* **WHAT TO PRODUCE**: Copy out every line of the data exactly.

---------- DATA SHOWN ----------

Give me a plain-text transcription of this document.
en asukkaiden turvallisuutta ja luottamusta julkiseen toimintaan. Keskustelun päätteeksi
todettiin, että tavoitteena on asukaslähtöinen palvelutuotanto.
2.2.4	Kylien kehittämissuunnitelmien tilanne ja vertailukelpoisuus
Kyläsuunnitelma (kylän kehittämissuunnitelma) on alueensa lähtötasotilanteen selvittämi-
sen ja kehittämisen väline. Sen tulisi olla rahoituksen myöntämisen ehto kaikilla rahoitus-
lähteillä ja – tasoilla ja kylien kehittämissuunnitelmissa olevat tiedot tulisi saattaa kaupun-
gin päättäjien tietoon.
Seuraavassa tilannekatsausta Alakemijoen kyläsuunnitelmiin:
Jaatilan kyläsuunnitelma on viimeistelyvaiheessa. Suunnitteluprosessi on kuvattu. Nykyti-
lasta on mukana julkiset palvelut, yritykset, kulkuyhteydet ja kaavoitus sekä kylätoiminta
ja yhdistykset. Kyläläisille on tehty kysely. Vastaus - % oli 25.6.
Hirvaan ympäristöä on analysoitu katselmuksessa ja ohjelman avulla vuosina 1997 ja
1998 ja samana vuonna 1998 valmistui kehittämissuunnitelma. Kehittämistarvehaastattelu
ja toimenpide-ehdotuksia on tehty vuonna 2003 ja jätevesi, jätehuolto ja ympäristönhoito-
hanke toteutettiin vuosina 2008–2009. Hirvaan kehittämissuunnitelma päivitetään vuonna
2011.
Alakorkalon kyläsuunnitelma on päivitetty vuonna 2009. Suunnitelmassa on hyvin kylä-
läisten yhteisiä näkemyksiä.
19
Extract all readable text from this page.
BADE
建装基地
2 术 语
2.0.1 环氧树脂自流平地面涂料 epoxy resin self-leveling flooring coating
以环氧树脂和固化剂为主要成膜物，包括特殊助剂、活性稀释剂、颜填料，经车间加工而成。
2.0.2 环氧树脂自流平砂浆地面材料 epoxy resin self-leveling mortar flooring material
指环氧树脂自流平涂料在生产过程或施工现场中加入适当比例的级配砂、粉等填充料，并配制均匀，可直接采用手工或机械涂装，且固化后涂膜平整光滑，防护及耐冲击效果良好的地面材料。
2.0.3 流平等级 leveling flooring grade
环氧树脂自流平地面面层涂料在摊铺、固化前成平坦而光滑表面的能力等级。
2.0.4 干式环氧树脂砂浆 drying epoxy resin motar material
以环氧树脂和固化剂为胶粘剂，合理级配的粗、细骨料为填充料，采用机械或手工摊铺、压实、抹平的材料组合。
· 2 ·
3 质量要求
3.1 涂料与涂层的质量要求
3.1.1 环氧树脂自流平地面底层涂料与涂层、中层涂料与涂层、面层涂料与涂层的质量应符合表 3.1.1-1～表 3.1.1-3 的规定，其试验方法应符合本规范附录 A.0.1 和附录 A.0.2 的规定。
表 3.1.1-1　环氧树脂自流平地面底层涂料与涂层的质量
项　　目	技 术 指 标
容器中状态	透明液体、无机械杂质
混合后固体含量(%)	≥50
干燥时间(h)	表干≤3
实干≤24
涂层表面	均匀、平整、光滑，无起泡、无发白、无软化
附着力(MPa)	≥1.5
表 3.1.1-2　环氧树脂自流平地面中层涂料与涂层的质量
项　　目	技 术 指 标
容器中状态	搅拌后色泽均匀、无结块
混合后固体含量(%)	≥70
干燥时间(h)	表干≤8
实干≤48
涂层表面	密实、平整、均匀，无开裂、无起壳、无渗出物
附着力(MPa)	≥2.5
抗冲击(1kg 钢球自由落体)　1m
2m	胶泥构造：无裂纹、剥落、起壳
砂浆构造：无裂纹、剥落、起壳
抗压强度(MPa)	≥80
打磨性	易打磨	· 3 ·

----------

* **ANSWER TO THIS EXERCISE**:
Give me a plain-text transcription of this document.
en asukkaiden turvallisuutta ja luottamusta julkiseen toimintaan. Keskustelun päätteeksi
todettiin, että tavoitteena on asukaslähtöinen palvelutuotanto.
2.2.4	Kylien kehittämissuunnitelmien tilanne ja vertailukelpoisuus
Kyläsuunnitelma (kylän kehittämissuunnitelma) on alueensa lähtötasotilanteen selvittämi-
sen ja kehittämisen väline. Sen tulisi olla rahoituksen myöntämisen ehto kaikilla rahoitus-
lähteillä ja – tasoilla ja kylien kehittämissuunnitelmissa olevat tiedot tulisi saattaa kaupun-
gin päättäjien tietoon.
Seuraavassa tilannekatsausta Alakemijoen kyläsuunnitelmiin:
Jaatilan kyläsuunnitelma on viimeistelyvaiheessa. Suunnitteluprosessi on kuvattu. Nykyti-
lasta on mukana julkiset palvelut, yritykset, kulkuyhteydet ja kaavoitus sekä kylätoiminta
ja yhdistykset. Kyläläisille on tehty kysely. Vastaus - % oli 25.6.
Hirvaan ympäristöä on analysoitu katselmuksessa ja ohjelman avulla vuosina 1997 ja
1998 ja samana vuonna 1998 valmistui kehittämissuunnitelma. Kehittämistarvehaastattelu
ja toimenpide-ehdotuksia on tehty vuonna 2003 ja jätevesi, jätehuolto ja ympäristönhoito-
hanke toteutettiin vuosina 2008–2009. Hirvaan kehittämissuunnitelma päivitetään vuonna
2011.
Alakorkalon kyläsuunnitelma on päivitetty vuonna 2009. Suunnitelmassa on hyvin kylä-
läisten yhteisiä näkemyksiä.
19
Extract all readable text from this page.
BADE
建装基地
2 术 语
2.0.1 环氧树脂自流平地面涂料 epoxy resin self-leveling flooring coating
以环氧树脂和固化剂为主要成膜物，包括特殊助剂、活性稀释剂、颜填料，经车间加工而成。
2.0.2 环氧树脂自流平砂浆地面材料 epoxy resin self-leveling mortar flooring material
指环氧树脂自流平涂料在生产过程或施工现场中加入适当比例的级配砂、粉等填充料，并配制均匀，可直接采用手工或机械涂装，且固化后涂膜平整光滑，防护及耐冲击效果良好的地面材料。
2.0.3 流平等级 leveling flooring grade
环氧树脂自流平地面面层涂料在摊铺、固化前成平坦而光滑表面的能力等级。
2.0.4 干式环氧树脂砂浆 drying epoxy resin motar material
以环氧树脂和固化剂为胶粘剂，合理级配的粗、细骨料为填充料，采用机械或手工摊铺、压实、抹平的材料组合。
· 2 ·
3 质量要求
3.1 涂料与涂层的质量要求
3.1.1 环氧树脂自流平地面底层涂料与涂层、中层涂料与涂层、面层涂料与涂层的质量应符合表 3.1.1-1～表 3.1.1-3 的规定，其试验方法应符合本规范附录 A.0.1 和附录 A.0.2 的规定。
表 3.1.1-1　环氧树脂自流平地面底层涂料与涂层的质量
项　　目	技 术 指 标
容器中状态	透明液体、无机械杂质
混合后固体含量(%)	≥50
干燥时间(h)	表干≤3
实干≤24
涂层表面	均匀、平整、光滑，无起泡、无发白、无软化
附着力(MPa)	≥1.5
表 3.1.1-2　环氧树脂自流平地面中层涂料与涂层的质量
项　　目	技 术 指 标
容器中状态	搅拌后色泽均匀、无结块
混合后固体含量(%)	≥70
干燥时间(h)	表干≤8
实干≤48
涂层表面	密实、平整、均匀，无开裂、无起壳、无渗出物
附着力(MPa)	≥2.5
抗冲击(1kg 钢球自由落体)　1m
2m	胶泥构造：无裂纹、剥落、起壳
砂浆构造：无裂纹、剥落、起壳
抗压强度(MPa)	≥80
打磨性	易打磨	· 3 ·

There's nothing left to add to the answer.